▶ _LIST OF TASKS_
1. Repeat the passage on the cooktop circuit word for word, starting with "The circuit 36 also has a switching" and going on through "of the coil.".
2. Name every relay that appears in the passage on the cooktop circuit.
3. According to the passage on the cooktop circuit, at what frequency does the AC voltage source supply power for cooktop apparatuses intended for operation in the US?

▶ _EXCERPTED TEXT_

------------------------------------------------------------

The circuit 36 also has a regionally specific AC voltage source U, which supplies a power supply voltage with an effective value of 230 V and a frequency of 50 Hz. The cooktop apparatus described is intended in particular for operation in Europe. For cooktop apparatuses intended for operation in the US, a corresponding AC voltage source supplies a power supply voltage at 60 Hz. The voltage from the AC voltage source U first passes through a filter 40 in the circuit 36, which eliminates high-frequency noise and is essentially a low-pass filter. A voltage filtered by the filter 40 is rectified by a rectifier 42 in the circuit 36, which can be configured as a bridge rectifier, so that a rectified voltage Ug (FIG. 3) is output at an output of the rectifier 42, being present between a collector of the IGBT 32 and an emitter of the IGBT 33. The rectified voltage is Ug also present between a collector of the IGBT 44 and an emitter of the IGBT 46. The circuit 36 also has two capacitors C1, C2. A first contact of each of the capacitors C1, C2 is connected in a conducting manner to the collector of the IGBT 32 and in a conducting manner to a collector of the IGBT 44. A second contact of each of the capacitors C1, C2 is also connected in a conducting manner to the emitter of the IGBT 33 and in a conducting manner to the emitter of the IGBT 46. An emitter of the IGBT 32 is connected in a conducting manner to a collector of the IGBT 33. An emitter of the IGBT 44 is also connected in a conducting manner to a collector of the IGBT 46.
The circuit 36 also has a switching element S1 configured as a relay S1′ and five further relays S2, S3, S4, S5, S6. The relays S1′, S2, S3, S4, S5, S6 are SPDT relays of identical structure. Each of the relays S1′, S2, S3, S4, S5, S6 has a first, second and third contact and a coil, the first contact being able to be connected as required to the second or third contact in a conducting manner by corresponding activation of the coil.
The first contact of the relay S3 is connected in a conducting manner to the emitter of the IGBT 32. The second contact of the relay S3 is also connected to the first contact of the relay S1′. The third contact of the relay S3 is connected in a conducting manner to the first contact of the relay S2. The second contact of the relay S1′ is connected in a conducting manner to a first contact of the heating element L1. The third contact of the relay S1′ is connected in a conducting manner to a first contact of the heating element L2. The second contact of the relay S2 is connected in a conducting manner to a first contact of the heating element L3. The third contact of the relay S2 is connected in a conducting manner to a first contact of the heating element L4.
The first contact of the relay S6 is also connected in a conducting manner to the emitter of the IGBT 44. The second contact of the relay S6 is also connected to the first contact of the relay S4. The third contact of the relay S6 is connected in a conducting manner to the first contact of the relay S5. The second contact of the relay S4 is connected in a conducting manner to a first contact of the heating element L1. The third contact of the relay S4 is connected in a conducting manner to a first contact of the heating element L2. The second contact of the relay S5 is connected in a conducting manner to a first contact of the heating element L3. The third contact of the relay S5 is connected in a conducting manner to a first contact of the heating element L4.

------------------------------------------------------------

▶ _DATASET EXCERPTS_

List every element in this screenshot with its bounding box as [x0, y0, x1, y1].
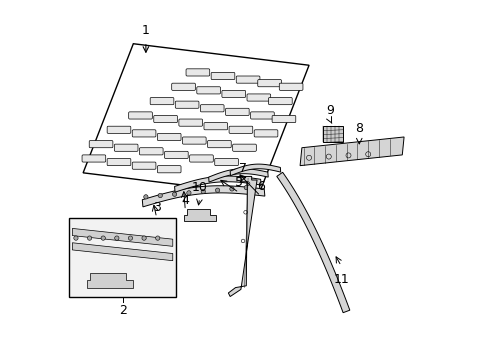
Circle shape — [143, 195, 148, 199]
FancyBboxPatch shape — [179, 119, 202, 126]
Bar — [69, 218, 176, 297]
FancyBboxPatch shape — [185, 69, 209, 76]
Text: 11: 11 — [333, 273, 348, 286]
FancyBboxPatch shape — [196, 87, 220, 94]
FancyBboxPatch shape — [175, 101, 199, 108]
FancyBboxPatch shape — [232, 144, 256, 151]
Polygon shape — [276, 172, 349, 313]
FancyBboxPatch shape — [225, 108, 249, 116]
FancyBboxPatch shape — [182, 137, 206, 144]
FancyBboxPatch shape — [139, 148, 163, 155]
FancyBboxPatch shape — [222, 90, 245, 98]
Polygon shape — [300, 137, 403, 166]
FancyBboxPatch shape — [228, 126, 252, 134]
FancyBboxPatch shape — [132, 162, 156, 169]
FancyBboxPatch shape — [132, 130, 156, 137]
Circle shape — [155, 236, 160, 240]
Polygon shape — [174, 176, 261, 192]
FancyBboxPatch shape — [107, 158, 131, 166]
FancyBboxPatch shape — [268, 98, 292, 105]
Polygon shape — [230, 164, 280, 176]
Text: 6: 6 — [256, 180, 264, 193]
FancyBboxPatch shape — [214, 158, 238, 166]
FancyBboxPatch shape — [200, 105, 224, 112]
Text: 5: 5 — [235, 176, 243, 189]
Circle shape — [101, 236, 105, 240]
Circle shape — [128, 236, 132, 240]
Text: 8: 8 — [354, 122, 363, 135]
FancyBboxPatch shape — [271, 116, 295, 123]
FancyBboxPatch shape — [246, 94, 270, 101]
FancyBboxPatch shape — [157, 166, 181, 173]
Circle shape — [87, 236, 92, 240]
Polygon shape — [142, 186, 264, 207]
Circle shape — [215, 188, 219, 192]
Polygon shape — [183, 209, 215, 221]
Circle shape — [142, 236, 146, 240]
Text: 3: 3 — [152, 201, 160, 214]
Polygon shape — [72, 228, 172, 246]
FancyBboxPatch shape — [114, 144, 138, 151]
Circle shape — [186, 191, 191, 195]
Polygon shape — [86, 273, 133, 288]
Text: 4: 4 — [181, 194, 189, 207]
FancyBboxPatch shape — [89, 140, 113, 148]
Text: 7: 7 — [238, 162, 246, 175]
Circle shape — [115, 236, 119, 240]
Circle shape — [229, 187, 234, 191]
FancyBboxPatch shape — [257, 80, 281, 87]
Text: 1: 1 — [142, 23, 149, 37]
Polygon shape — [208, 169, 268, 182]
Circle shape — [201, 189, 205, 194]
FancyBboxPatch shape — [211, 72, 234, 80]
FancyBboxPatch shape — [153, 116, 177, 123]
Text: 2: 2 — [119, 304, 126, 317]
FancyBboxPatch shape — [279, 83, 303, 90]
FancyBboxPatch shape — [157, 134, 181, 140]
FancyBboxPatch shape — [203, 123, 227, 130]
FancyBboxPatch shape — [128, 112, 152, 119]
FancyBboxPatch shape — [171, 83, 195, 90]
FancyBboxPatch shape — [207, 140, 231, 148]
Circle shape — [172, 192, 176, 196]
Circle shape — [74, 236, 78, 240]
FancyBboxPatch shape — [107, 126, 131, 134]
FancyBboxPatch shape — [164, 151, 188, 158]
FancyBboxPatch shape — [236, 76, 260, 83]
FancyBboxPatch shape — [254, 130, 277, 137]
Text: 10: 10 — [191, 181, 207, 194]
FancyBboxPatch shape — [82, 155, 105, 162]
Circle shape — [244, 185, 248, 190]
Text: 9: 9 — [326, 104, 334, 117]
FancyBboxPatch shape — [150, 98, 174, 105]
Circle shape — [158, 193, 162, 198]
Bar — [323, 126, 343, 142]
FancyBboxPatch shape — [189, 155, 213, 162]
Polygon shape — [228, 176, 257, 297]
Polygon shape — [72, 243, 172, 261]
FancyBboxPatch shape — [250, 112, 274, 119]
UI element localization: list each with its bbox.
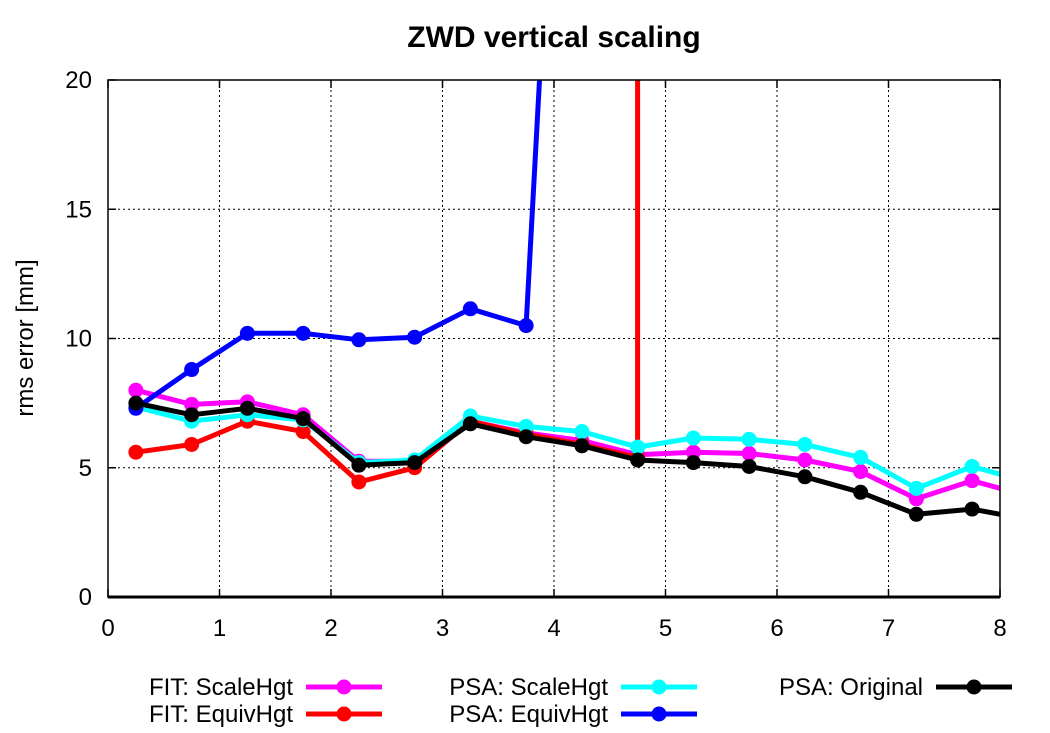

------------------------------------------------------------

▶ _EXERCISE RESPONSES_
1.
The circuit 36 also has a switching element S1 configured as a relay S1′ and five further relays S2, S3, S4, S5, S6. The relays S1′, S2, S3, S4, S5, S6 are SPDT relays of identical structure. Each of the relays S1′, S2, S3, S4, S5, S6 has a first, second and third contact and a coil, the first contact being able to be connected as required to the second or third contact in a conducting manner by corresponding activation of the coil.

2. S1′, S2, S3, S4, S5, S6

3. 60 Hz